(Exercise details): Transcribe the material verbatim in full; the pictures do not belong in the copy.

(Part of a data file)
========================================
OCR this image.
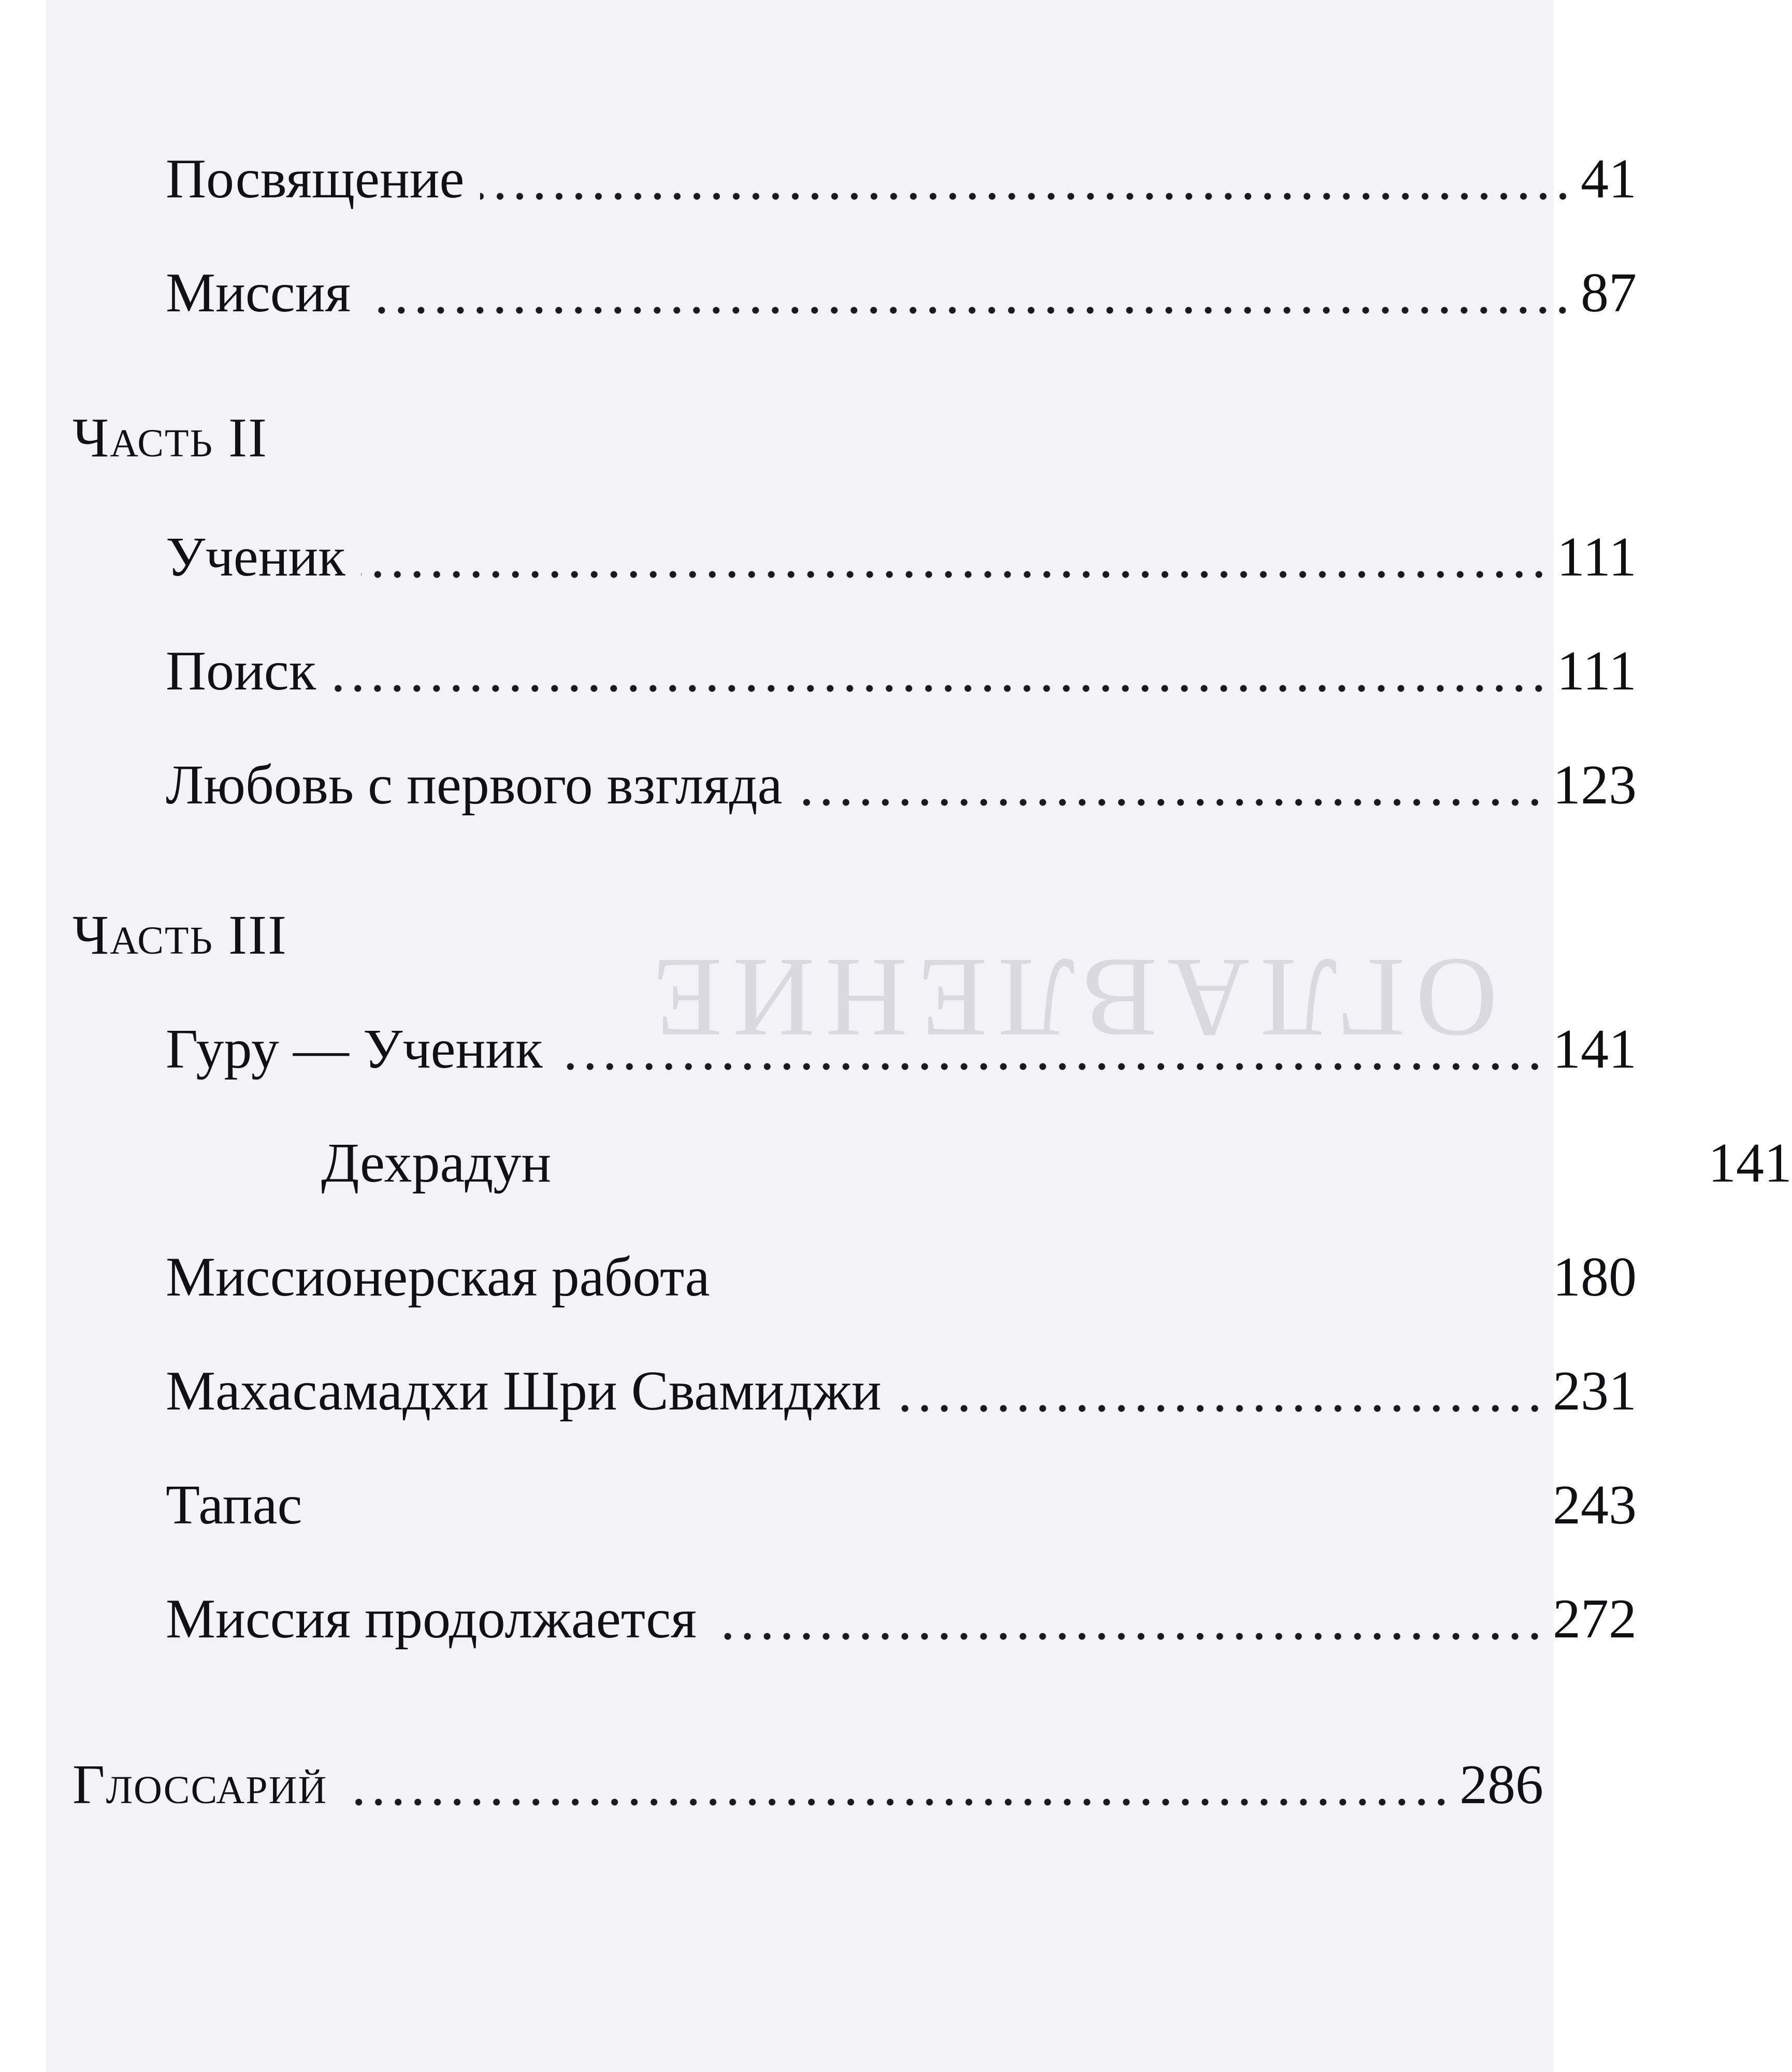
ОГЛАВЛЕНИЕ
Посвящение	41
Миссия	87
Часть II
Ученик	111
Поиск	111
Любовь с первого взгляда	123
Часть III
Гуру — Ученик	141
Дехрадун	141
Миссионерская работа	180
Махасамадхи Шри Свамиджи	231
Тапас	243
Миссия продолжается	272
Глоссарий	286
========================================
(Answer to the problem):
OCR this image.
ОГЛАВЛЕНИЕ
Посвящение	41
Миссия	87
Часть II
Ученик	111
Поиск	111
Любовь с первого взгляда	123
Часть III
Гуру — Ученик	141
Дехрадун	141
Миссионерская работа	180
Махасамадхи Шри Свамиджи	231
Тапас	243
Миссия продолжается	272
Глоссарий	286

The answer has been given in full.